* **Raw data**:
◆ ◆ ◆

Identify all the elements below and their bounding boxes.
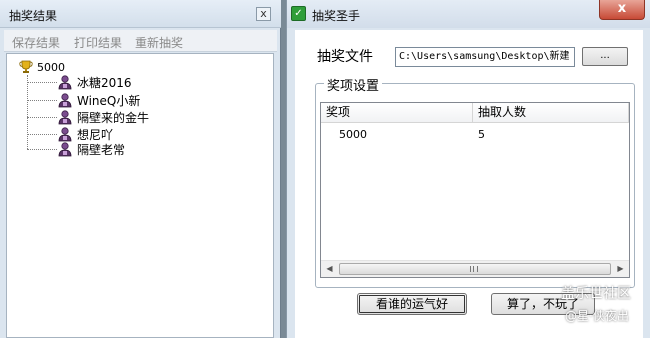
winner-name: 冰糖2016 (77, 76, 132, 90)
user-icon (58, 110, 72, 125)
browse-button[interactable]: ... (582, 47, 628, 66)
file-path-field[interactable]: C:\Users\samsung\Desktop\新建 (395, 47, 575, 67)
watermark-sub: @星·侠夜出 (565, 309, 629, 323)
grip-icon (470, 266, 478, 272)
scroll-left-icon[interactable]: ◀ (321, 261, 338, 277)
horizontal-scrollbar[interactable]: ◀ ▶ (321, 260, 629, 277)
file-label: 抽奖文件 (317, 49, 373, 65)
winner-name: WineQ小新 (77, 94, 141, 108)
user-icon (58, 93, 72, 108)
results-window-title: 抽奖结果 (9, 9, 58, 23)
prize-cell[interactable]: 5000 (339, 128, 367, 141)
lottery-close-button[interactable]: x (599, 0, 645, 20)
user-icon (58, 75, 72, 90)
winner-name: 隔壁来的金牛 (77, 111, 150, 125)
app-icon: ✓ (291, 6, 306, 21)
winner-name: 隔壁老常 (77, 143, 126, 157)
column-header-prize[interactable]: 奖项 (321, 103, 473, 123)
prize-settings-group: 奖项设置 奖项 抽取人数 5000 5 ◀ ▶ (315, 75, 635, 288)
lottery-window-titlebar[interactable]: ✓ 抽奖圣手 x (287, 0, 650, 28)
results-tree[interactable]: 5000 冰糖2016 WineQ小新 隔壁来的金牛 想尼吖 隔壁老常 (6, 53, 274, 338)
redraw-menu[interactable]: 重新抽奖 (135, 34, 183, 51)
watermark-main: 盖乐世社区 (561, 286, 631, 302)
user-icon (58, 127, 72, 142)
column-header-count[interactable]: 抽取人数 (473, 103, 629, 123)
draw-button[interactable]: 看谁的运气好 (357, 293, 467, 315)
tree-connector (27, 75, 28, 149)
results-window: 抽奖结果 x 保存结果 打印结果 重新抽奖 5000 冰糖2016 WineQ小… (0, 0, 281, 338)
results-close-button[interactable]: x (256, 7, 271, 21)
results-window-titlebar[interactable]: 抽奖结果 x (0, 0, 281, 28)
prize-list[interactable]: 奖项 抽取人数 5000 5 ◀ ▶ (320, 102, 630, 278)
results-menubar: 保存结果 打印结果 重新抽奖 (4, 30, 277, 52)
user-icon (58, 142, 72, 157)
count-cell[interactable]: 5 (478, 128, 485, 141)
trophy-icon (19, 60, 33, 73)
scroll-thumb[interactable] (339, 263, 611, 275)
scroll-right-icon[interactable]: ▶ (612, 261, 629, 277)
print-results-menu[interactable]: 打印结果 (74, 34, 122, 51)
save-results-menu[interactable]: 保存结果 (12, 34, 60, 51)
prize-settings-title: 奖项设置 (324, 75, 383, 94)
tree-root-label: 5000 (37, 61, 65, 74)
lottery-window-title: 抽奖圣手 (312, 9, 361, 23)
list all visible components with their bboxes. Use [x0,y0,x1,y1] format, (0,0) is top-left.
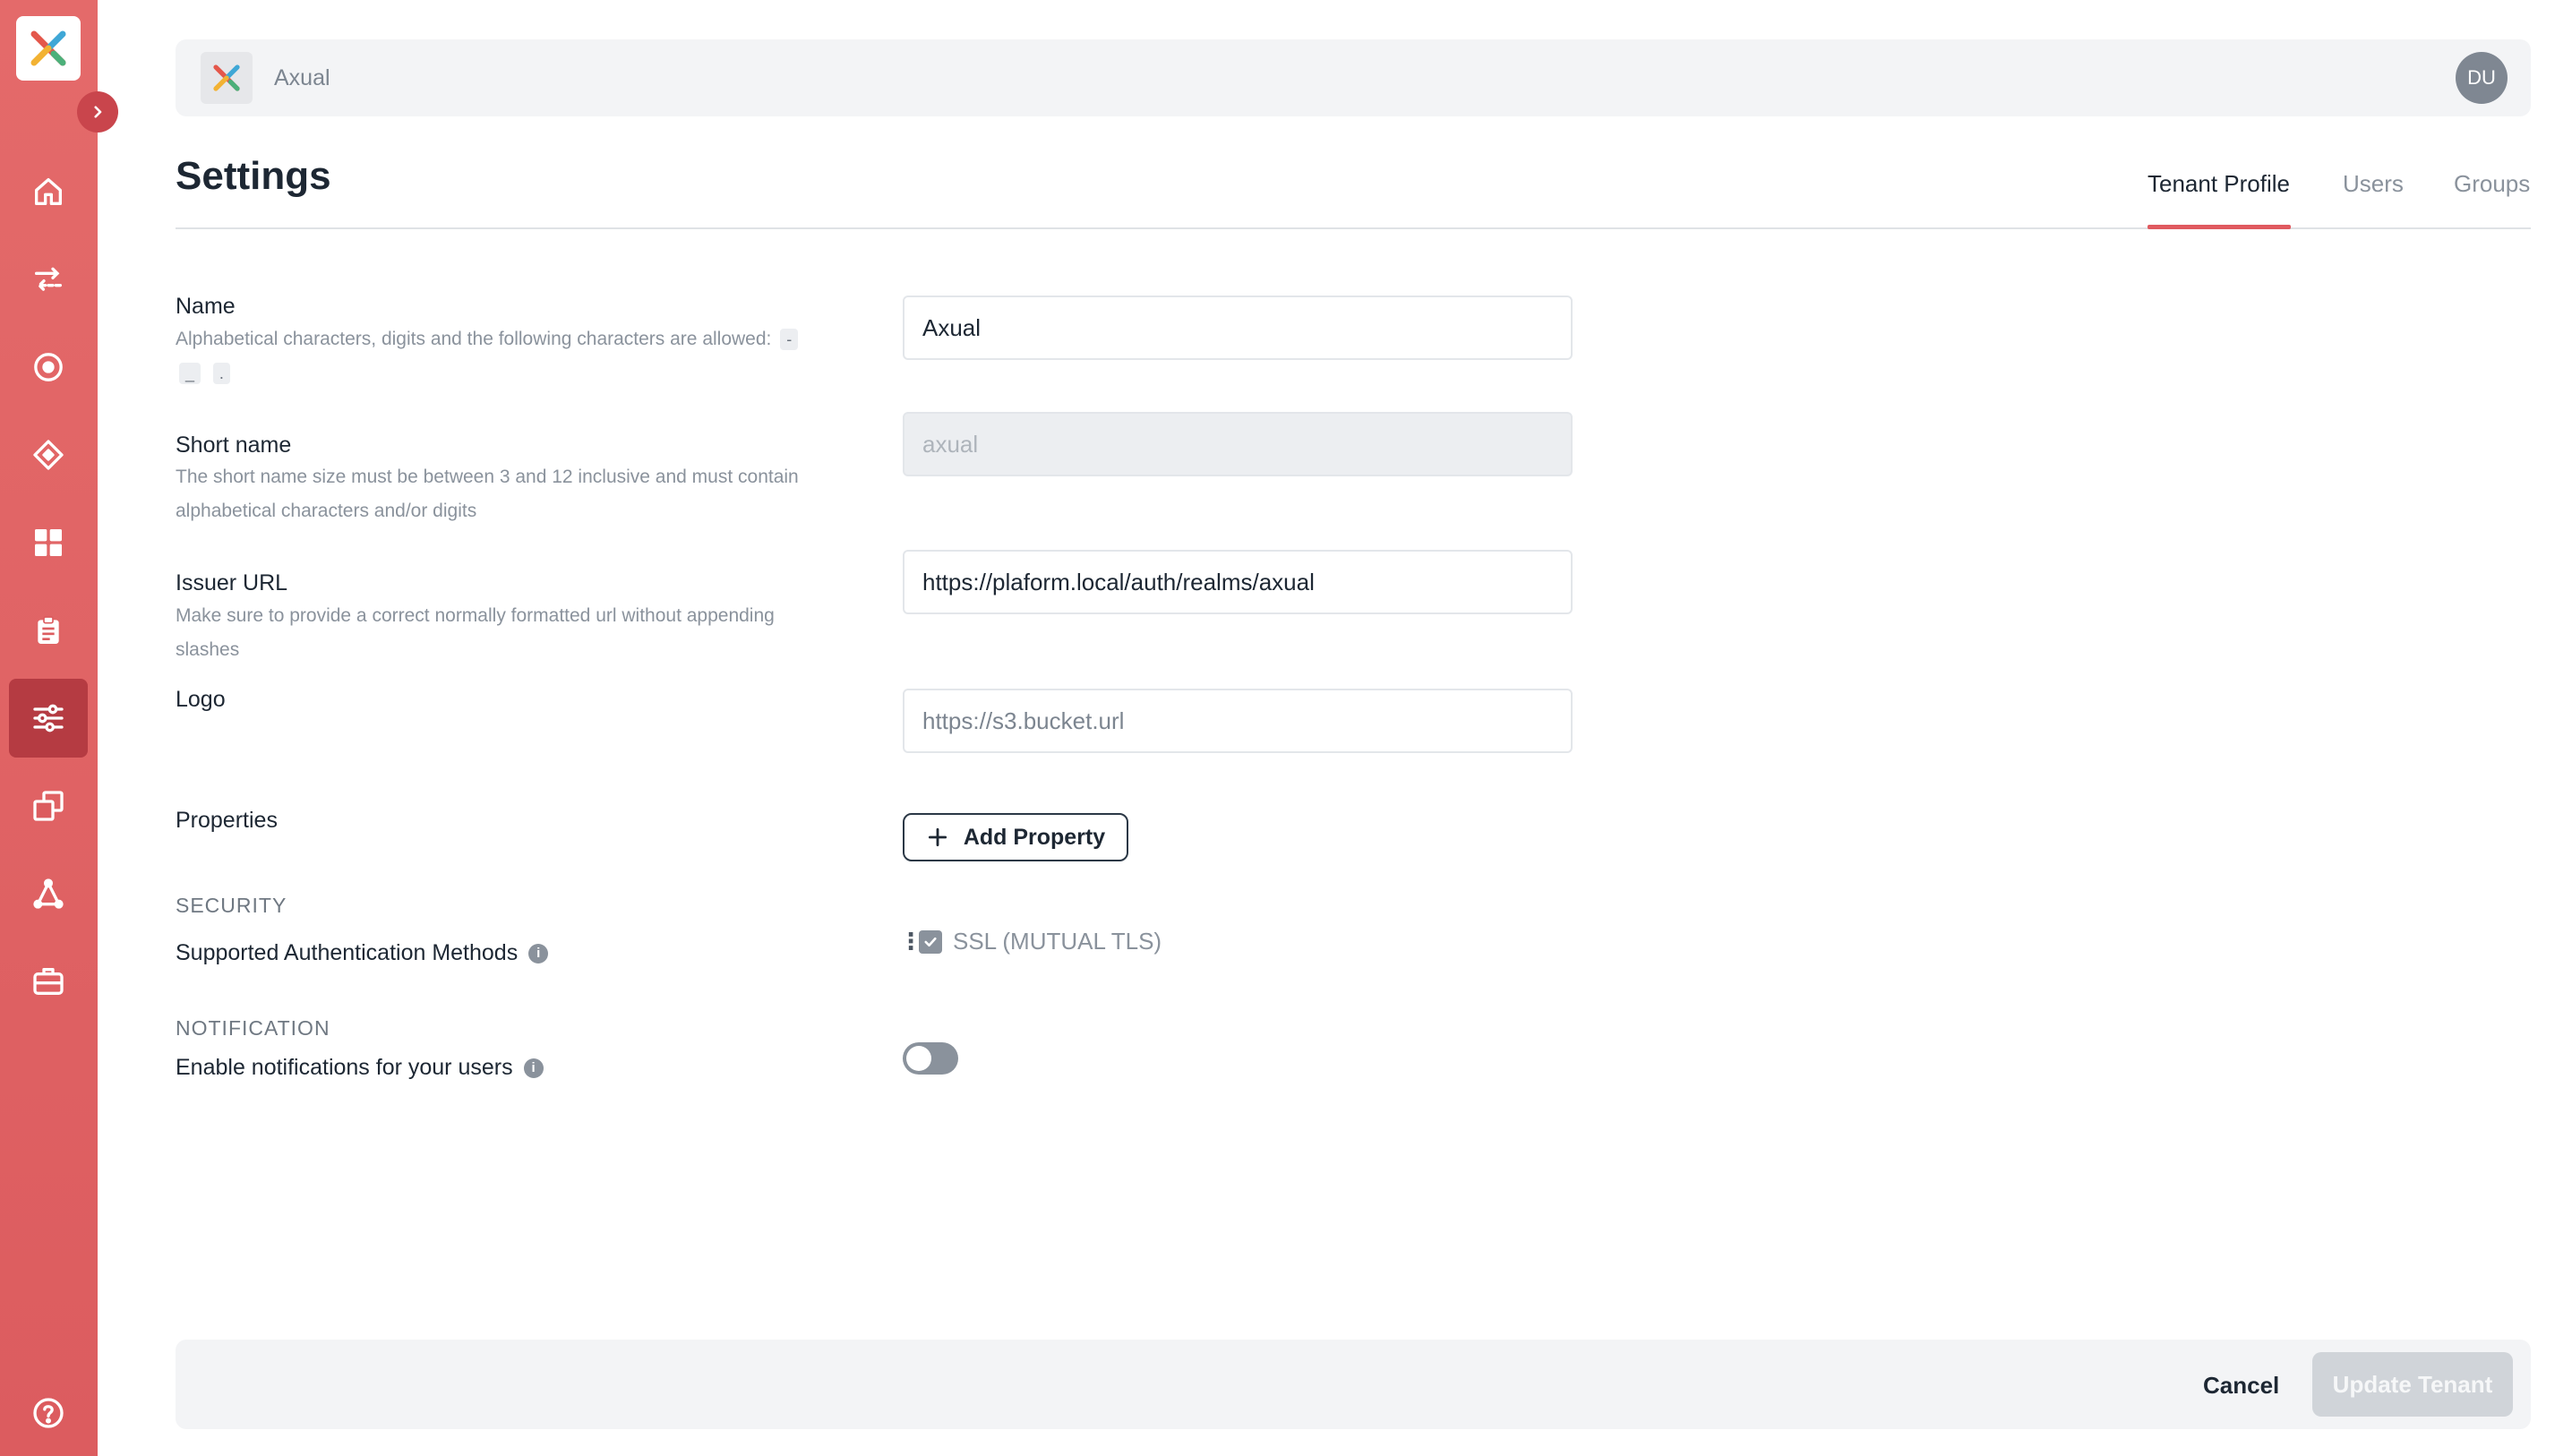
sidebar-item-tools[interactable] [9,942,88,1021]
user-avatar[interactable]: DU [2456,52,2508,104]
sidebar-item-dashboard[interactable] [9,503,88,582]
page-title: Settings [176,154,331,198]
sidebar [0,0,98,1456]
auth-methods-label-text: Supported Authentication Methods [176,940,519,965]
clipboard-icon [38,616,59,644]
toggle-knob [906,1046,931,1071]
logo-label: Logo [176,687,226,712]
notifications-label: Enable notifications for your users i [176,1055,544,1081]
chevron-right-icon [94,106,102,118]
tab-users[interactable]: Users [2343,170,2404,198]
ssl-checkbox[interactable] [919,929,942,954]
info-icon[interactable]: i [528,944,549,964]
tenant-logo [201,52,253,104]
active-tab-indicator [2148,225,2291,229]
allowed-char-chip: - [780,329,799,350]
tab-tenant-profile[interactable]: Tenant Profile [2148,170,2290,198]
name-label: Name [176,294,236,319]
app-logo[interactable] [16,16,81,81]
drag-handle-icon[interactable]: ⋮ [899,928,922,955]
short-name-label: Short name [176,433,292,458]
home-icon [35,178,63,205]
sidebar-expand-button[interactable] [77,91,118,133]
short-name-help-text: The short name size must be between 3 an… [176,467,799,521]
plus-icon [928,827,947,847]
add-property-button[interactable]: Add Property [903,813,1128,861]
axual-logo-icon [213,64,240,91]
diamond-icon [33,440,64,470]
add-property-label: Add Property [963,824,1106,850]
update-tenant-button[interactable]: Update Tenant [2312,1352,2513,1417]
tenant-name: Axual [274,65,330,90]
notification-section-title: NOTIFICATION [176,1016,330,1040]
briefcase-icon [33,968,64,995]
notifications-label-text: Enable notifications for your users [176,1055,513,1080]
settings-sliders-icon [33,704,64,732]
name-help-description: Alphabetical characters, digits and the … [176,329,772,349]
sidebar-item-help[interactable] [9,1374,88,1452]
dashboard-icon [35,529,62,556]
name-help-text: Alphabetical characters, digits and the … [176,322,838,390]
form-footer [176,1340,2531,1429]
issuer-url-input[interactable]: https://plaform.local/auth/realms/axual [903,550,1573,614]
sidebar-item-schemas[interactable] [9,415,88,494]
checkmark-icon [924,937,937,946]
info-icon[interactable]: i [523,1058,544,1079]
sidebar-item-environments[interactable] [9,767,88,845]
target-icon [34,353,63,381]
sidebar-item-home[interactable] [9,152,88,231]
issuer-url-help-text: Make sure to provide a correct normally … [176,605,775,660]
allowed-char-chip: _ [179,363,201,384]
notifications-toggle[interactable] [903,1042,958,1075]
network-icon [33,878,64,909]
issuer-url-label: Issuer URL [176,570,288,595]
sidebar-item-streams[interactable] [9,240,88,319]
copy-icon [33,791,64,821]
help-icon [33,1398,64,1428]
transfer-icon [35,267,63,292]
security-section-title: SECURITY [176,894,287,917]
tab-groups[interactable]: Groups [2454,170,2530,198]
ssl-label: SSL (MUTUAL TLS) [953,928,1162,955]
name-input[interactable]: Axual [903,295,1573,360]
auth-method-ssl[interactable]: ⋮ SSL (MUTUAL TLS) [899,928,1162,955]
properties-label: Properties [176,808,278,833]
sidebar-item-apps[interactable] [9,328,88,407]
axual-logo-icon [30,30,66,66]
auth-methods-label: Supported Authentication Methods i [176,940,549,966]
logo-url-input[interactable]: https://s3.bucket.url [903,689,1573,753]
allowed-char-chip: . [212,363,230,384]
sidebar-item-topology[interactable] [9,854,88,933]
cancel-button[interactable]: Cancel [2203,1372,2279,1400]
sidebar-item-reports[interactable] [9,591,88,670]
top-bar: Axual DU [176,39,2531,116]
short-name-input: axual [903,412,1573,476]
sidebar-item-settings[interactable] [9,679,88,758]
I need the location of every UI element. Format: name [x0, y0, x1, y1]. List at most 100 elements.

◆ ◆ ◆

* **What to produce**:
Rewrite all of the rows above, switching every "user-icon" to "avatar-icon" and leaving everything else as it is. Leave the pictures out.

* **Answer below**:
Identify all the elements below and their bounding boxes.
winner-name: 冰糖2016 (77, 76, 132, 90)
avatar-icon (58, 110, 72, 125)
browse-button[interactable]: ... (582, 47, 628, 66)
file-path-field[interactable]: C:\Users\samsung\Desktop\新建 (395, 47, 575, 67)
watermark-sub: @星·侠夜出 (565, 309, 629, 323)
grip-icon (470, 266, 478, 272)
scroll-left-icon[interactable]: ◀ (321, 261, 338, 277)
horizontal-scrollbar[interactable]: ◀ ▶ (321, 260, 629, 277)
file-label: 抽奖文件 (317, 49, 373, 65)
winner-name: WineQ小新 (77, 94, 141, 108)
avatar-icon (58, 93, 72, 108)
results-window-title: 抽奖结果 (9, 9, 58, 23)
prize-cell[interactable]: 5000 (339, 128, 367, 141)
lottery-close-button[interactable]: x (599, 0, 645, 20)
avatar-icon (58, 75, 72, 90)
winner-name: 隔壁来的金牛 (77, 111, 150, 125)
app-icon: ✓ (291, 6, 306, 21)
winner-name: 隔壁老常 (77, 143, 126, 157)
column-header-prize[interactable]: 奖项 (321, 103, 473, 123)
prize-settings-group: 奖项设置 奖项 抽取人数 5000 5 ◀ ▶ (315, 75, 635, 288)
lottery-window-titlebar[interactable]: ✓ 抽奖圣手 x (287, 0, 650, 28)
results-tree[interactable]: 5000 冰糖2016 WineQ小新 隔壁来的金牛 想尼吖 隔壁老常 (6, 53, 274, 338)
redraw-menu[interactable]: 重新抽奖 (135, 34, 183, 51)
watermark-main: 盖乐世社区 (561, 286, 631, 302)
avatar-icon (58, 127, 72, 142)
column-header-count[interactable]: 抽取人数 (473, 103, 629, 123)
draw-button[interactable]: 看谁的运气好 (357, 293, 467, 315)
tree-connector (27, 75, 28, 149)
results-window: 抽奖结果 x 保存结果 打印结果 重新抽奖 5000 冰糖2016 WineQ小… (0, 0, 281, 338)
results-close-button[interactable]: x (256, 7, 271, 21)
results-window-titlebar[interactable]: 抽奖结果 x (0, 0, 281, 28)
prize-list[interactable]: 奖项 抽取人数 5000 5 ◀ ▶ (320, 102, 630, 278)
results-menubar: 保存结果 打印结果 重新抽奖 (4, 30, 277, 52)
avatar-icon (58, 142, 72, 157)
count-cell[interactable]: 5 (478, 128, 485, 141)
trophy-icon (19, 60, 33, 73)
scroll-thumb[interactable] (339, 263, 611, 275)
scroll-right-icon[interactable]: ▶ (612, 261, 629, 277)
print-results-menu[interactable]: 打印结果 (74, 34, 122, 51)
save-results-menu[interactable]: 保存结果 (12, 34, 60, 51)
prize-settings-title: 奖项设置 (324, 75, 383, 94)
tree-root-label: 5000 (37, 61, 65, 74)
lottery-window-title: 抽奖圣手 (312, 9, 361, 23)
list all visible components with their bboxes. Use [x0,y0,x1,y1] format, (0,0) is top-left.
sidebar-item-tools[interactable] [9,942,88,1021]
user-avatar[interactable]: DU [2456,52,2508,104]
sidebar-item-dashboard[interactable] [9,503,88,582]
page-title: Settings [176,154,331,198]
sidebar [0,0,98,1456]
auth-methods-label-text: Supported Authentication Methods [176,940,519,965]
clipboard-icon [38,616,59,644]
toggle-knob [906,1046,931,1071]
logo-label: Logo [176,687,226,712]
notifications-label: Enable notifications for your users i [176,1055,544,1081]
chevron-right-icon [94,106,102,118]
tab-users[interactable]: Users [2343,170,2404,198]
ssl-checkbox[interactable] [919,929,942,954]
info-icon[interactable]: i [528,944,549,964]
tenant-logo [201,52,253,104]
active-tab-indicator [2148,225,2291,229]
allowed-char-chip: - [780,329,799,350]
tab-tenant-profile[interactable]: Tenant Profile [2148,170,2290,198]
name-label: Name [176,294,236,319]
app-logo[interactable] [16,16,81,81]
drag-handle-icon[interactable]: ⋮ [899,928,922,955]
short-name-label: Short name [176,433,292,458]
home-icon [35,178,63,205]
sidebar-expand-button[interactable] [77,91,118,133]
short-name-help-text: The short name size must be between 3 an… [176,467,799,521]
plus-icon [928,827,947,847]
add-property-button[interactable]: Add Property [903,813,1128,861]
axual-logo-icon [213,64,240,91]
diamond-icon [33,440,64,470]
add-property-label: Add Property [963,824,1106,850]
update-tenant-button[interactable]: Update Tenant [2312,1352,2513,1417]
tenant-name: Axual [274,65,330,90]
notification-section-title: NOTIFICATION [176,1016,330,1040]
briefcase-icon [33,968,64,995]
notifications-label-text: Enable notifications for your users [176,1055,513,1080]
settings-sliders-icon [33,704,64,732]
name-help-description: Alphabetical characters, digits and the … [176,329,772,349]
sidebar-item-help[interactable] [9,1374,88,1452]
dashboard-icon [35,529,62,556]
name-help-text: Alphabetical characters, digits and the … [176,322,838,390]
form-footer [176,1340,2531,1429]
issuer-url-input[interactable]: https://plaform.local/auth/realms/axual [903,550,1573,614]
sidebar-item-schemas[interactable] [9,415,88,494]
checkmark-icon [924,937,937,946]
info-icon[interactable]: i [523,1058,544,1079]
sidebar-item-environments[interactable] [9,767,88,845]
target-icon [34,353,63,381]
sidebar-item-home[interactable] [9,152,88,231]
issuer-url-help-text: Make sure to provide a correct normally … [176,605,775,660]
allowed-char-chip: _ [179,363,201,384]
notifications-toggle[interactable] [903,1042,958,1075]
network-icon [33,878,64,909]
issuer-url-label: Issuer URL [176,570,288,595]
sidebar-item-streams[interactable] [9,240,88,319]
copy-icon [33,791,64,821]
help-icon [33,1398,64,1428]
transfer-icon [35,267,63,292]
security-section-title: SECURITY [176,894,287,917]
tab-groups[interactable]: Groups [2454,170,2530,198]
ssl-label: SSL (MUTUAL TLS) [953,928,1162,955]
name-input[interactable]: Axual [903,295,1573,360]
auth-method-ssl[interactable]: ⋮ SSL (MUTUAL TLS) [899,928,1162,955]
properties-label: Properties [176,808,278,833]
sidebar-item-apps[interactable] [9,328,88,407]
axual-logo-icon [30,30,66,66]
auth-methods-label: Supported Authentication Methods i [176,940,549,966]
logo-url-input[interactable]: https://s3.bucket.url [903,689,1573,753]
allowed-char-chip: . [212,363,230,384]
sidebar-item-topology[interactable] [9,854,88,933]
cancel-button[interactable]: Cancel [2203,1372,2279,1400]
sidebar-item-reports[interactable] [9,591,88,670]
top-bar: Axual DU [176,39,2531,116]
short-name-input: axual [903,412,1573,476]
sidebar-item-settings[interactable] [9,679,88,758]
I need the location of every UI element. Format: name [x0, y0, x1, y1]. List at most 100 elements.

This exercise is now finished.